Collected data:
━━━━

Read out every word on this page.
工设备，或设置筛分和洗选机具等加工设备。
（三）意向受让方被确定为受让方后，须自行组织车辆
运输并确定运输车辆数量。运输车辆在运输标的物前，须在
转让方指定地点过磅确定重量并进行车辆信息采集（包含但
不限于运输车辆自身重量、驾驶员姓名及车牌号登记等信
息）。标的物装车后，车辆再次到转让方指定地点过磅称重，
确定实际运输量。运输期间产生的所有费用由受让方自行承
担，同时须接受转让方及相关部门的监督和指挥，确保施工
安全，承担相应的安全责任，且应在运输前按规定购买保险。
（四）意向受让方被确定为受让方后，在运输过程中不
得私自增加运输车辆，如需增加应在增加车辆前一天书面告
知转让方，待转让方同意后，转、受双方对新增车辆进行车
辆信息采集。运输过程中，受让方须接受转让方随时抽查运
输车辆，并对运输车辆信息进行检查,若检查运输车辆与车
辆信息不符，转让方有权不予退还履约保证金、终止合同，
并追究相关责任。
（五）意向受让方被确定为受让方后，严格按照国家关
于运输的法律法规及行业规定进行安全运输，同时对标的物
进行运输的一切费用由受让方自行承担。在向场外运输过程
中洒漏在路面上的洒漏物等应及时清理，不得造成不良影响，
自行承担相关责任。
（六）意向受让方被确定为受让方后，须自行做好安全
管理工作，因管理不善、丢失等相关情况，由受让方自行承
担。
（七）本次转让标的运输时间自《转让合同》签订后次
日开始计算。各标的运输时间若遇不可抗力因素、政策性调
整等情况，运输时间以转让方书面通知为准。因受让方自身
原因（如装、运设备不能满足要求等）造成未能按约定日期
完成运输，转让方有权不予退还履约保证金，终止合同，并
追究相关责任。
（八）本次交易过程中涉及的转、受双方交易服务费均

━━━━

THE EXERCISE >>
Quote the listing in full, please, keeping every line exact.

OUTPUT BELOW >>
Read out every word on this page.
工设备，或设置筛分和洗选机具等加工设备。
（三）意向受让方被确定为受让方后，须自行组织车辆
运输并确定运输车辆数量。运输车辆在运输标的物前，须在
转让方指定地点过磅确定重量并进行车辆信息采集（包含但
不限于运输车辆自身重量、驾驶员姓名及车牌号登记等信
息）。标的物装车后，车辆再次到转让方指定地点过磅称重，
确定实际运输量。运输期间产生的所有费用由受让方自行承
担，同时须接受转让方及相关部门的监督和指挥，确保施工
安全，承担相应的安全责任，且应在运输前按规定购买保险。
（四）意向受让方被确定为受让方后，在运输过程中不
得私自增加运输车辆，如需增加应在增加车辆前一天书面告
知转让方，待转让方同意后，转、受双方对新增车辆进行车
辆信息采集。运输过程中，受让方须接受转让方随时抽查运
输车辆，并对运输车辆信息进行检查,若检查运输车辆与车
辆信息不符，转让方有权不予退还履约保证金、终止合同，
并追究相关责任。
（五）意向受让方被确定为受让方后，严格按照国家关
于运输的法律法规及行业规定进行安全运输，同时对标的物
进行运输的一切费用由受让方自行承担。在向场外运输过程
中洒漏在路面上的洒漏物等应及时清理，不得造成不良影响，
自行承担相关责任。
（六）意向受让方被确定为受让方后，须自行做好安全
管理工作，因管理不善、丢失等相关情况，由受让方自行承
担。
（七）本次转让标的运输时间自《转让合同》签订后次
日开始计算。各标的运输时间若遇不可抗力因素、政策性调
整等情况，运输时间以转让方书面通知为准。因受让方自身
原因（如装、运设备不能满足要求等）造成未能按约定日期
完成运输，转让方有权不予退还履约保证金，终止合同，并
追究相关责任。
（八）本次交易过程中涉及的转、受双方交易服务费均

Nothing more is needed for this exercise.